Written problem. Pick up the forum thread about AMD and Intel processor clock speeds after its last sentence and continue writing it.

Selected extract.
** Begin **

That has to be the worst defense of AMD I have ever heard.

It's not that the athlon chips are doing MORE per clock cycle. It's that the P4 takes more clock cycles to do things. Without multi-core or multiprocessor set ups, ANY PROCESSOR will do ONE THING and ONE THING per clock cycle, that that's either something or nothing.
 

CTho9305

Elite Member
Jul 26, 2000
9,214
1
81
Originally posted by: Mday
Originally posted by: SuperTool
Thanks for your highly technical advice. Has it occured to you that the slower the clock rate is, the more time you have per clock, and the more you can accomplish per clock? AMD is not lacking in GHz arena. Their engineers just made different design decisions from Intel, better ones in my opinion. Intel is moving away from P4 style high MHz designs because they aren't very efficient in terms of energy, cooling, design resources, etc.

That has to be the worst defense of AMD I have ever heard.

It's not that the athlon chips are doing MORE per clock cycle. It's that the P4 takes more clock cycles to do things. Without multi-core or multiprocessor set ups, ANY PROCESSOR will do ONE THING and ONE THING per clock cycle, that that's either something or nothing.

Give that Intel canned Tejas because it was too hot, and Sun canned their Sparc V, it seems like many of the big guys are having problems gaining more performance by scaling frequency. MHz is overrated. Power = C*V*V*F, where F is frequency, so as you scale frequencies up, power tends to go up too. Obviously process shrinks (.18u->.13u) can help mitigate this, but even though we're at 90nm now, any desktop chip now burns more power than even high-end Alpha processors which were considered hot at just 30W not too long ago.

** End **

Stored rows.
** Begin **

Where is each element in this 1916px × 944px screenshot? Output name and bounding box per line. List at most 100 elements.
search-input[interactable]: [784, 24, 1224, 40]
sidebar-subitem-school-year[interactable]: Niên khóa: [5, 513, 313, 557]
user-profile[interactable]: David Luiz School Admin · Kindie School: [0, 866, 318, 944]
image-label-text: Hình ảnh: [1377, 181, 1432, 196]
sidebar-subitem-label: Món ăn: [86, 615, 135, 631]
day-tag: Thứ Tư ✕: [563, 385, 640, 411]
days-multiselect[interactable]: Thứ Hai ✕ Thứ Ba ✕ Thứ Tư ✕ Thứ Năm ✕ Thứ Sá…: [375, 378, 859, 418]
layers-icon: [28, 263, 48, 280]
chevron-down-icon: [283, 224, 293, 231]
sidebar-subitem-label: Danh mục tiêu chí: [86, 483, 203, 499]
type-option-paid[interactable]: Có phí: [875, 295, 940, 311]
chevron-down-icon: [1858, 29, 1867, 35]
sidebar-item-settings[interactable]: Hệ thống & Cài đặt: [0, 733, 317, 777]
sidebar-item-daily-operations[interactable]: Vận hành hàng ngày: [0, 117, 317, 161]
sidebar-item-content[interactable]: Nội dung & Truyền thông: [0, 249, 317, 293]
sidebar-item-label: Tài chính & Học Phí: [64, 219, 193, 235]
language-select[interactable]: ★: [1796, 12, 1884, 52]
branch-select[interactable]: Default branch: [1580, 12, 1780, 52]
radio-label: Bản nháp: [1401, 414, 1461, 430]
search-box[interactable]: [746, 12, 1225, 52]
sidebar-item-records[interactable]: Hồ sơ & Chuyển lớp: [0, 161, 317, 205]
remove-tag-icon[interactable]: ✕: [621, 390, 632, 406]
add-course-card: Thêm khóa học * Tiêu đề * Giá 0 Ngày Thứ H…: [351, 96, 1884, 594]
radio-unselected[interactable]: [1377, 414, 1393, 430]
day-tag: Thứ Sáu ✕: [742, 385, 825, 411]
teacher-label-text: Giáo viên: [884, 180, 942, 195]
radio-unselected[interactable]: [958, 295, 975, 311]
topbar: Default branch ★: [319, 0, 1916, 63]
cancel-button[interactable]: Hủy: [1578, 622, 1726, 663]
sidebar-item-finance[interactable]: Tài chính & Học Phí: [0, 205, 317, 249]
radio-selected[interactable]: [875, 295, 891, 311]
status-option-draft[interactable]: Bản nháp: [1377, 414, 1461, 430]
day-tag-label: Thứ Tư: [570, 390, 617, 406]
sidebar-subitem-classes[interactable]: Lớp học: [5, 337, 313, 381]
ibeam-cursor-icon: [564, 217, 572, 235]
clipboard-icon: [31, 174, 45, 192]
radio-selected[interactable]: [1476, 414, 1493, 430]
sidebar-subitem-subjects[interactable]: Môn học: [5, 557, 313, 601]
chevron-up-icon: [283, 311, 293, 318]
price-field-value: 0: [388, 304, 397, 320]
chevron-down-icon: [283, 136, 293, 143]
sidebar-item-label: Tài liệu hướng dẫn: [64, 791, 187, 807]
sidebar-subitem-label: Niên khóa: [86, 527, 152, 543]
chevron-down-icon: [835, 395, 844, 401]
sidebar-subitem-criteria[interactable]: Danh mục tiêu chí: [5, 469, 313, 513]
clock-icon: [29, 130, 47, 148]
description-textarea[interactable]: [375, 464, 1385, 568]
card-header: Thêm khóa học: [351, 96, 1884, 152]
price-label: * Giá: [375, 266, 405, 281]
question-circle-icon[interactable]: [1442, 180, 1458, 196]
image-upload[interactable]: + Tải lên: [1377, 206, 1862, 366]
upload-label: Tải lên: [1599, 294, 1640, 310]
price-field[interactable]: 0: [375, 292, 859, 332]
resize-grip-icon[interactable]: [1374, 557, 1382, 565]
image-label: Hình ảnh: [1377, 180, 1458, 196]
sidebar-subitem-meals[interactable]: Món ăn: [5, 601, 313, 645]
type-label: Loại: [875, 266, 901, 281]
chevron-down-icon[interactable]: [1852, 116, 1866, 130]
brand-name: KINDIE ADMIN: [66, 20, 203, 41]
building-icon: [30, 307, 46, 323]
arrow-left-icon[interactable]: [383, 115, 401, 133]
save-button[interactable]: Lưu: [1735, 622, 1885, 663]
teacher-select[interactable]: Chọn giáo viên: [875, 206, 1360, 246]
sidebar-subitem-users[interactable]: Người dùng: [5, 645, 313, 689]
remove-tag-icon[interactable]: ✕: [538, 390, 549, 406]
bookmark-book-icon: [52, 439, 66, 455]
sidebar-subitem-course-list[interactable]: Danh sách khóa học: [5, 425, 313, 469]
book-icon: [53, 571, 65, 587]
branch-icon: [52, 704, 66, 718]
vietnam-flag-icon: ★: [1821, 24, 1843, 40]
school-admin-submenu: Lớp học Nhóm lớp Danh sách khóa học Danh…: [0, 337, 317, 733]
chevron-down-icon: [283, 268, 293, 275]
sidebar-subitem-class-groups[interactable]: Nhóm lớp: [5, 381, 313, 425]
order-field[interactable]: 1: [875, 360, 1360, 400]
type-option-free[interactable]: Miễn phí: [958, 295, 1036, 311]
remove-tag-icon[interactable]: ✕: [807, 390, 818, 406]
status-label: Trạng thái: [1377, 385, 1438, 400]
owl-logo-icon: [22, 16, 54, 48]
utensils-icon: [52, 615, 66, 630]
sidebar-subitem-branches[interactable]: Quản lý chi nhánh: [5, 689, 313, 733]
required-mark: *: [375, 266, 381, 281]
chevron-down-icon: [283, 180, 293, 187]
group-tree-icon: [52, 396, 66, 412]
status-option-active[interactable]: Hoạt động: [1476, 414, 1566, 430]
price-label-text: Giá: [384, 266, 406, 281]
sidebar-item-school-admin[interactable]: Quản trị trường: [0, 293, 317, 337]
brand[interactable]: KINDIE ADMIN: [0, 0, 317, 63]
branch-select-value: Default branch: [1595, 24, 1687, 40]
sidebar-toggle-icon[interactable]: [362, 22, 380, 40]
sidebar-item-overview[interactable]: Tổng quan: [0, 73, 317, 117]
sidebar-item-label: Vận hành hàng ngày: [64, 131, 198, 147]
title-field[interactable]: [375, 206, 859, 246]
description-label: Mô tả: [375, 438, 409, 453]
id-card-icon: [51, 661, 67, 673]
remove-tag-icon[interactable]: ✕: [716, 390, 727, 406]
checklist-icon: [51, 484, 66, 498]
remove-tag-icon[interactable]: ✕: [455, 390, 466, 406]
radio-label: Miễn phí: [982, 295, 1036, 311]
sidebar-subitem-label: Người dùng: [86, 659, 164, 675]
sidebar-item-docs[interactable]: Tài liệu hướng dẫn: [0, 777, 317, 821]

** End **

Reply.
AMD, Intel, and Sun have all announced plans to go multi-core. This makes sense, because like in a lot of fields, getting 90% of the performance takes 50% of the effort (made up those numbers, but you should see my point). For example, to predict branches with 90% accuracy requires only a set of 2-bit counters. To get 99% requires ridiculously complicated logic (and large amounts of it). As another example, a "standard" out-of-order pipeline that just handles the basic data dependencies isn't too complicated, but to gain more performance, you have to do some really crazy optimizations (for example, do tricks like value prediction by throwing in large amounts of hardware, even though you only gain a few percent more performance). With multi-core parts, you do the 50% of the work to reach 90%, and then just dump a whole bunch of those CPUs in a system and convince the software guys to write multi-threaded software.

Maybe in ideal-world with perfect branch prediction, no interrupts, and no exceptions, but in reality, longer pipelines aren't always better performers (as you're implying). It's reasonable to say that the P4 does less useful work per cycle.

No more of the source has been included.